Task statement:
From the data that follows, copy every line holding the string "کنید".

The data:

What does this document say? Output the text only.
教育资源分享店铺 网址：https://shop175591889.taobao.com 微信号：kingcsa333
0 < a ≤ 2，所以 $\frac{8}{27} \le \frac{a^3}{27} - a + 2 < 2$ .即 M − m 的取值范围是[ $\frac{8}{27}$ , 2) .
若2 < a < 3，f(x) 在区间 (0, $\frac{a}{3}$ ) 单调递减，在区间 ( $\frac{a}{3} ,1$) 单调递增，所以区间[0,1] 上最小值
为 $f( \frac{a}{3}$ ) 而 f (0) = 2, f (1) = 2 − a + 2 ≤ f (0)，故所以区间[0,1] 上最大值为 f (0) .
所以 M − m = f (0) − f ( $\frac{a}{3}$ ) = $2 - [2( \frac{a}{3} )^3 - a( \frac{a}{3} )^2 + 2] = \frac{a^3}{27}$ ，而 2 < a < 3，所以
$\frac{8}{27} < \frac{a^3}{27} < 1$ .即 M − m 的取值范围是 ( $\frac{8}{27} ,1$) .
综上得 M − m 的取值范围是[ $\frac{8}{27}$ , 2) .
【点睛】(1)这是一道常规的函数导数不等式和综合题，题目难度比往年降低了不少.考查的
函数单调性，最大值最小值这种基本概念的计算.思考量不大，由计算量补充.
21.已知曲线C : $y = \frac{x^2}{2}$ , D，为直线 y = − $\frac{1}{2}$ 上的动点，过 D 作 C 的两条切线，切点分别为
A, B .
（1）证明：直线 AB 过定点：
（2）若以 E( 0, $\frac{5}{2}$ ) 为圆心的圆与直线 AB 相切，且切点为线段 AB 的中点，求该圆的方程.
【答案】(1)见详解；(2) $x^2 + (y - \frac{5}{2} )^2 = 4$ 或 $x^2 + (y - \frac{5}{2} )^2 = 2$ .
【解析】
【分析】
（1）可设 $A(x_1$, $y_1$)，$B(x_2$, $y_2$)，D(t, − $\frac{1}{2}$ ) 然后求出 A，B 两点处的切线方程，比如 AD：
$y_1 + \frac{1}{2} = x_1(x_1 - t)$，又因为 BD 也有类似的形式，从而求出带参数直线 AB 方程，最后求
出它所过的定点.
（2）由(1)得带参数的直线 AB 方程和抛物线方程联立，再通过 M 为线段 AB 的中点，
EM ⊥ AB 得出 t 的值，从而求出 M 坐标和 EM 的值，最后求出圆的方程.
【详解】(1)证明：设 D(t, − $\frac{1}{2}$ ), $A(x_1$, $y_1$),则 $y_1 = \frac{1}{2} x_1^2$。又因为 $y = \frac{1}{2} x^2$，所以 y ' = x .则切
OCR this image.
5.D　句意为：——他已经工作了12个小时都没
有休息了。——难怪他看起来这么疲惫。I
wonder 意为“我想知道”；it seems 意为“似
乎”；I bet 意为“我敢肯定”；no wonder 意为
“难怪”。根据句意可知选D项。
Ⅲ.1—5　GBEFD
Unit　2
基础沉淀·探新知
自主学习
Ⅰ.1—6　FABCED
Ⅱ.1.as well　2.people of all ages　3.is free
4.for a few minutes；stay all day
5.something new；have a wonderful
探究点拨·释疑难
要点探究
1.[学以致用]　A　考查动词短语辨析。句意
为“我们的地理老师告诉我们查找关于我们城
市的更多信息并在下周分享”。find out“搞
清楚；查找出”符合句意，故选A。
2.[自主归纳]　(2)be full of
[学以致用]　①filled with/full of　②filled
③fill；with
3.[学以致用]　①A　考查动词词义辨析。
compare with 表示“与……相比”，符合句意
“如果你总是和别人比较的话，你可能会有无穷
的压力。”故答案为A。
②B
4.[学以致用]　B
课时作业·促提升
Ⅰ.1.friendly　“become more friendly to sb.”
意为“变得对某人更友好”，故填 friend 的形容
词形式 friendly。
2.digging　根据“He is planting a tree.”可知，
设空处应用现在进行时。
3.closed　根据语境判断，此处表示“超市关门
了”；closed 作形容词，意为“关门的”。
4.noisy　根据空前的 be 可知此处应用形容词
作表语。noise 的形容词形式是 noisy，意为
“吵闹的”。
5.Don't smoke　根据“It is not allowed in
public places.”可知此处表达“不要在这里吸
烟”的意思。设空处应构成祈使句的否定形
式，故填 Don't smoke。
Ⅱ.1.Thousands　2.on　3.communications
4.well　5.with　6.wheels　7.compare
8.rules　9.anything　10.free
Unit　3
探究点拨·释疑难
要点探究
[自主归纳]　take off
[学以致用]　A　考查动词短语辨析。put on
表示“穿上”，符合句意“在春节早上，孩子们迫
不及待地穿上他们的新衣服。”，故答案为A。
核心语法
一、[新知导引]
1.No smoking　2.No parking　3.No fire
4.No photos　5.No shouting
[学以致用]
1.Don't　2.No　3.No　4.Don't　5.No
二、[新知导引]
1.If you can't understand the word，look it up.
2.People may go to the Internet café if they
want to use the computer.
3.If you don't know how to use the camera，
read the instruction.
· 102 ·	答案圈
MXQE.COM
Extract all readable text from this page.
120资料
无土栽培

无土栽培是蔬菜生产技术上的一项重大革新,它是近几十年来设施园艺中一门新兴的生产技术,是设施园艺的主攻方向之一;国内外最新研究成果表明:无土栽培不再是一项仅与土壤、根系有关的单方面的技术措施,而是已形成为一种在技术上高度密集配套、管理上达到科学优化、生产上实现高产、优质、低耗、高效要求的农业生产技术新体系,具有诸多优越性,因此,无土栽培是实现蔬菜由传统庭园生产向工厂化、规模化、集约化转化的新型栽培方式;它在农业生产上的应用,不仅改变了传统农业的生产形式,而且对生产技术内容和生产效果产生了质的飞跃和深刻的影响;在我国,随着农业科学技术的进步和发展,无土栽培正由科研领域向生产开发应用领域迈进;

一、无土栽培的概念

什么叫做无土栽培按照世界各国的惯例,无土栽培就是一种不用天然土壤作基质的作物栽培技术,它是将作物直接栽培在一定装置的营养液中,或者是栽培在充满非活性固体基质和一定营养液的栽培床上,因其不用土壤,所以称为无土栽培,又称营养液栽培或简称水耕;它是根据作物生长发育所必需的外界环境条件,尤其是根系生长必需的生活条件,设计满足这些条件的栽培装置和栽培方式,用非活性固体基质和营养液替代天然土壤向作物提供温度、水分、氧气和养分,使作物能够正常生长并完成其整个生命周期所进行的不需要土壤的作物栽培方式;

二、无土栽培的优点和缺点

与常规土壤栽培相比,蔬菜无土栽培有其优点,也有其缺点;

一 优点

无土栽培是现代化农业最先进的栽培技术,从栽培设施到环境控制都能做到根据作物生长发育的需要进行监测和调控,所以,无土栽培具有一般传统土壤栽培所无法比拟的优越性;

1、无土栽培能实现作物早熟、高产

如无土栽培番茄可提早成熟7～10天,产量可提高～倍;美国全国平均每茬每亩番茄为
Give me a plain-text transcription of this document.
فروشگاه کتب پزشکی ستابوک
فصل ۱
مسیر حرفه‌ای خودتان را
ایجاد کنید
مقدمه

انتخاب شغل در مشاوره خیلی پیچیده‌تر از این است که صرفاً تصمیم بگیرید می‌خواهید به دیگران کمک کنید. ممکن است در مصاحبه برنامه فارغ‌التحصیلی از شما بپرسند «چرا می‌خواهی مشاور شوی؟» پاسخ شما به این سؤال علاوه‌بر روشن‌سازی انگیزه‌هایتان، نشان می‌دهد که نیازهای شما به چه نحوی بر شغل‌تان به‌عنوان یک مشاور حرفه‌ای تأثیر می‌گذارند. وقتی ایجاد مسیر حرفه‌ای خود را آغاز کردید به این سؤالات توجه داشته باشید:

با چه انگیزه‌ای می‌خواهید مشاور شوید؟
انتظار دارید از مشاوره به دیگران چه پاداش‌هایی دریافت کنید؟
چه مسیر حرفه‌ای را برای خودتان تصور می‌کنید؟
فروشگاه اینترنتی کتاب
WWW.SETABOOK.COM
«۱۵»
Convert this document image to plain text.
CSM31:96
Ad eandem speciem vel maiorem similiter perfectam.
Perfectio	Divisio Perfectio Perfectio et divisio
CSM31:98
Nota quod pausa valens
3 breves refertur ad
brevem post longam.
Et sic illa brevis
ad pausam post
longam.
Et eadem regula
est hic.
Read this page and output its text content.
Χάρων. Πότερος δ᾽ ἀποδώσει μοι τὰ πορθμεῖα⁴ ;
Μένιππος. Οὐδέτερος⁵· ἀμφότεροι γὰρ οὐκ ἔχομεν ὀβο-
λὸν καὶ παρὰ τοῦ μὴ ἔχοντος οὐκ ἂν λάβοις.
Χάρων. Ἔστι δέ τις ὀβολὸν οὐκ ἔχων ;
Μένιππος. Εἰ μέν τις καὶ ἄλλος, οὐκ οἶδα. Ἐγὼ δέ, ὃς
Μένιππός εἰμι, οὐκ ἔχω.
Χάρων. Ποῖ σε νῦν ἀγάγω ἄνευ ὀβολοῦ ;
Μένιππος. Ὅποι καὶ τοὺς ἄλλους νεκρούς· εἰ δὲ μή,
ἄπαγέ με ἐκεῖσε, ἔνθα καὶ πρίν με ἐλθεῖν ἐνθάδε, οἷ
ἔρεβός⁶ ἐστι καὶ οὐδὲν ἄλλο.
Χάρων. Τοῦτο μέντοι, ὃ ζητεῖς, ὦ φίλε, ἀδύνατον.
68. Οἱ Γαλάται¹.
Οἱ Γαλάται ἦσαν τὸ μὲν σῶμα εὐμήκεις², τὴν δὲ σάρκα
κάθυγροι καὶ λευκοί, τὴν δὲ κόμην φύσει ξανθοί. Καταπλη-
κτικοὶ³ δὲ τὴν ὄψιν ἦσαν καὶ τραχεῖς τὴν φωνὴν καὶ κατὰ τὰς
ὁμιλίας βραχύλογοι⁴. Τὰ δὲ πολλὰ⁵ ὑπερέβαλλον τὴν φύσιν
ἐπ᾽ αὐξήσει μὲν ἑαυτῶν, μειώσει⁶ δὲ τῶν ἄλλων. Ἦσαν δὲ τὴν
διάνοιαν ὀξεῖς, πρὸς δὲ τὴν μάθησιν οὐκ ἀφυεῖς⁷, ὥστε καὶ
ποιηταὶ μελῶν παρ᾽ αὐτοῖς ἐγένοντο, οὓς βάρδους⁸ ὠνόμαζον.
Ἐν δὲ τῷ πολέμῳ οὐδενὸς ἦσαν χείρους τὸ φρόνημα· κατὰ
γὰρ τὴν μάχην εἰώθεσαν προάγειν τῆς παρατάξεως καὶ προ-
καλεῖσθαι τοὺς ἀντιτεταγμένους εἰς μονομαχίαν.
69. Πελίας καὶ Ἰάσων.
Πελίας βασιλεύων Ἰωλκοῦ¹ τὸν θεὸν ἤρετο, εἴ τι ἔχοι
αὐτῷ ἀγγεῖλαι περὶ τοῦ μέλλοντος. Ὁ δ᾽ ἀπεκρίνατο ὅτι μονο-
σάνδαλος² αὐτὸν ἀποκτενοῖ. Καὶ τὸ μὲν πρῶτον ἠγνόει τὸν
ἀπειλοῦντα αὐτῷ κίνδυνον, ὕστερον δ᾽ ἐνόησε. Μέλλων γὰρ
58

Task output:
ایجاد کنید
انتخاب شغل در مشاوره خیلی پیچیده‌تر از این است که صرفاً تصمیم بگیرید می‌خواهید به دیگران کمک کنید. ممکن است در مصاحبه برنامه فارغ‌التحصیلی از شما بپرسند «چرا می‌خواهی مشاور شوی؟» پاسخ شما به این سؤال علاوه‌بر روشن‌سازی انگیزه‌هایتان، نشان می‌دهد که نیازهای شما به چه نحوی بر شغل‌تان به‌عنوان یک مشاور حرفه‌ای تأثیر می‌گذارند. وقتی ایجاد مسیر حرفه‌ای خود را آغاز کردید به این سؤالات توجه داشته باشید:
انتظار دارید از مشاوره به دیگران چه پاداش‌هایی دریافت کنید؟
چه مسیر حرفه‌ای را برای خودتان تصور می‌کنید؟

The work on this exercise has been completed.